▸ **Input records**:
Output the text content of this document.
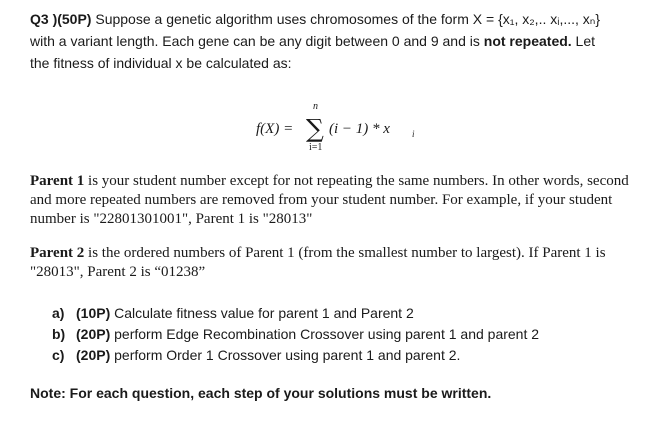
Q3 )(50P) Suppose a genetic algorithm uses chromosomes of the form X = {x₁, x₂,.. xᵢ,..., xₙ}
with a variant length. Each gene can be any digit between 0 and 9 and is not repeated. Let
the fitness of individual x be calculated as:
f(X) =
n
∑
i=1
(i − 1) * x i
Parent 1 is your student number except for not repeating the same numbers. In other words, second and more repeated numbers are removed from your student number. For example, if your student number is "22801301001", Parent 1 is "28013"
Parent 2 is the ordered numbers of Parent 1 (from the smallest number to largest). If Parent 1 is "28013", Parent 2 is “01238”
a) (10P) Calculate fitness value for parent 1 and Parent 2
b) (20P) perform Edge Recombination Crossover using parent 1 and parent 2
c) (20P) perform Order 1 Crossover using parent 1 and parent 2.
Note: For each question, each step of your solutions must be written.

▸ **Aim of the exercise**: Which lines of the records above contain the word "fitness"? Report each one.

▸ **Reply to the exercise**:
the fitness of individual x be calculated as:
a) (10P) Calculate fitness value for parent 1 and Parent 2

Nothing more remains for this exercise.